### TO BE DONE
a) Name every body that the text on Ukraine's presidential election says praised the quality of the first round of voting.
b) In the election text, switch "divisiveness" to "rivalry" and write out the passage from "The Opposition Bloc, the" to "sights toward Zelenskiy.".
c) Proceed with the article on Ukraine's presidential election from where it stops.

### TEXT
•••
After a complex campaign marked by occasional violence and voter anxiety over the economy and the war in the East, and replete with “kompromat” leaks and mounting suspicions, the actual voting and tabulation of the first round of votes for Ukraine’s next president passed in almost exemplary fashion. The OSCE/ODIHR mission, the EU, and NATO’s Parliamentary Assembly praised the quality of the first round of voting, mentioned some legal issues, and expressed hope that the second round would be up to the same standards as the first.


As announced by Ukraine’s Central Electoral Commission (CEC), with more than 99 percent of votes counted, it appears that more than 62 percent of Ukrainians voters, or more than 18.6 million people, officially expressed their support for one of thirty-nine presidential candidates. This relatively high turnout is not unusual: after the Euromaidan in 2014, 59 percent of voters participated in the presidential elections. More than 67 percent had done so in 2010, and more than 70 percent on the eve of the Orange Revolution in 2004. Although pollsters had expected more than 80 percent of the electorate to actively participate in the first round of this year’s presidential elections, the gap between intended and actual participation is also par for the course.

On March 31, Ukrainians chose two politicians to compete for the post of president; a runoff will be necessary because neither achieved a majority. In one of the most surprising developments of the past few months, the businessman and actor Volodymyr Zelenskiy surged in the polls, ultimately receiving more than 30 percent of votes cast (almost 5.6 million ballots). President Petro Poroshenko, at 15.95 percent (3 million ballots), got just over half the votes of his principal competitor. The outcome of their struggle over the next three weeks will determine who will lead Ukraine for the next five years.

Yulia Tymoshenko, who was on roughly equal standing with Poroshenko in the most recent pre-election poll, fell back 2.5 percentage points from the incumbent in actual voting. Her failure to make a stronger showing in the polls owes in part to the unexpected popularity of Igor Smeshko, ex-chief of Ukraine’s security services. Smeshko received 6 percent of votes cast, taking approximately half from Tymoshenko and the other half from Anatolii Hrytsenko’s traditional electorate.

The Opposition Bloc, the remnant of the Party of Regions, which is supported mainly by traditional voters in the East, was divided between two candidates, Yurii Boyko and Oleksandr Vilkul. Together, Boyko (11.7 percent, or 2.2 million votes) and Vilkul (4.1 percent, or 782,000 votes) received approximately the same support as Petro Poroshenko did. Had their sponsors, Viktor Medvedchuk and Rinat Akhmetov, been able to avoid conflict, the former “regionnaires” might well have ended up in the second round. However, their divisiveness and competition led many eastern Ukraine voters to turn their sights toward Zelenskiy.
•••
### MATERIAL PROVIDED
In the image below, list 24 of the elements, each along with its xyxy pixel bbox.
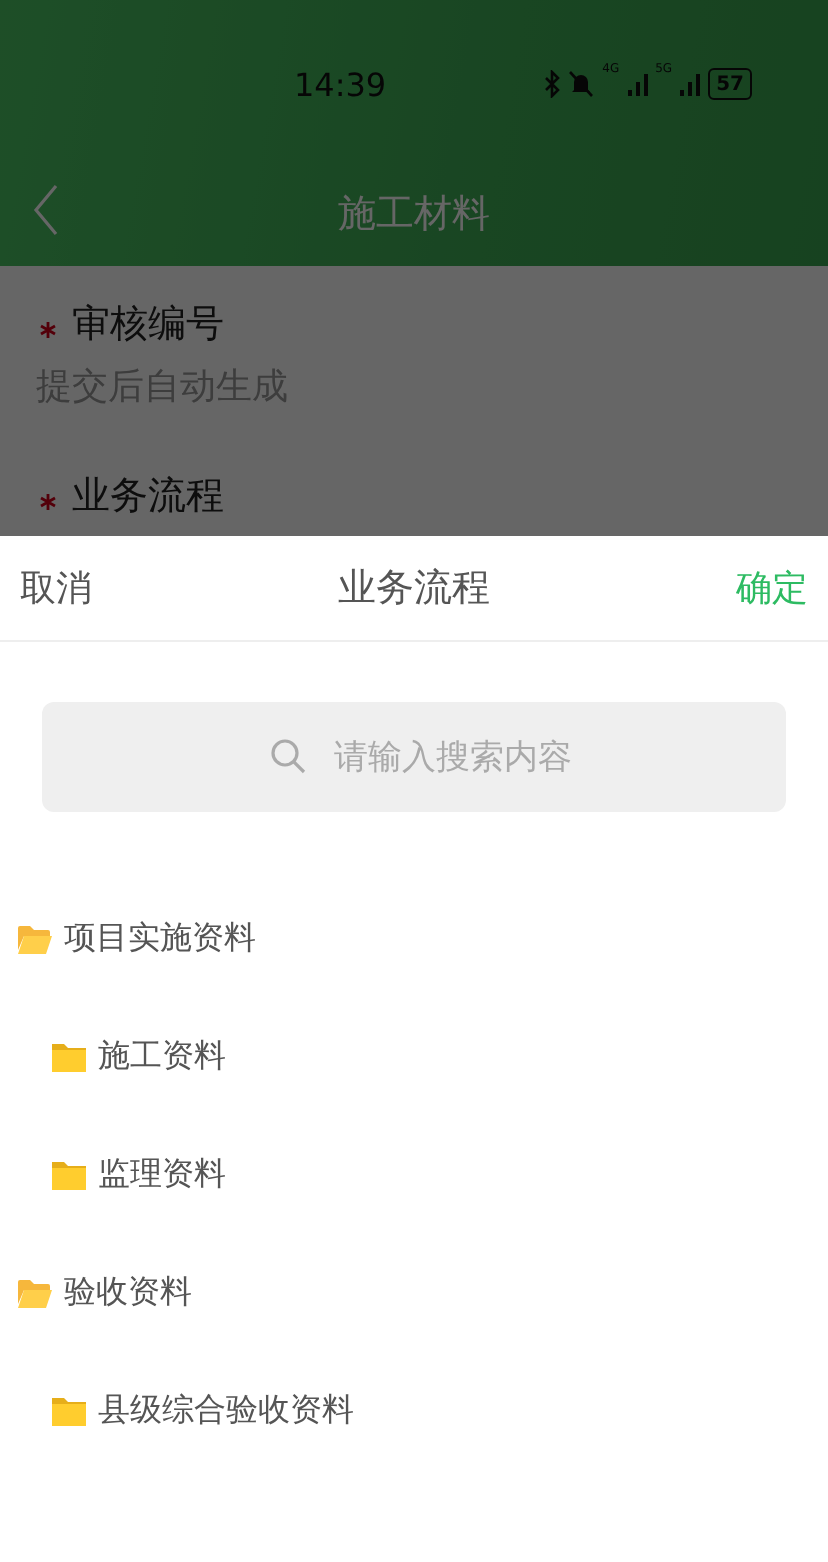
•••
### ANSWER LIST
a) The OSCE/ODIHR mission, the EU, and NATO's Parliamentary Assembly.

b)
The Opposition Bloc, the remnant of the Party of Regions, which is supported mainly by traditional voters in the East, was divided between two candidates, Yurii Boyko and Oleksandr Vilkul. Together, Boyko (11.7 percent, or 2.2 million votes) and Vilkul (4.1 percent, or 782,000 votes) received approximately the same support as Petro Poroshenko did. Had their sponsors, Viktor Medvedchuk and Rinat Akhmetov, been able to avoid conflict, the former “regionnaires” might well have ended up in the second round. However, their rivalry and competition led many eastern Ukraine voters to turn their sights toward Zelenskiy.

c)
What to Expect in the Second Round

The final vote to determine Ukraine’s next president is scheduled for April 21. Judging from Petro Poroshenko’s initial reaction to national exit poll results after the March 31 vote, the next round of campaigning will be even more rancorous and personalized. For example, Poroshenko has called Zelenskiy “Kolomoysky’s puppet,” stressing the showman-candidate’s allegedconnection to the famous oligarch. Zelenskiy lost no time in calling the president “Svynarchuk’s puppet,” referring to Poroshenko’s business partner, who has recently been accused of corrupt activities connected to military procurements. If the debate continues at this level, the campaign promises to be quite meaningless.

Zelenskiy has shown himself to be a unique candidate who managed to erase the curse of Ukraine’s electoral East-West divide. According to CEC data, Zelenskiy won in nineteen (out of twenty-five) oblasts and in Kyiv. Petro Poroshenko won in two western Ukraine oblasts, Tymoshenko in one oblast of the same region, and Yurii Boyko got majority support in the controlled parts of Donetsk and Luhansk oblasts. But Zelenskiy achieved respectable to good results in all those communities and regions.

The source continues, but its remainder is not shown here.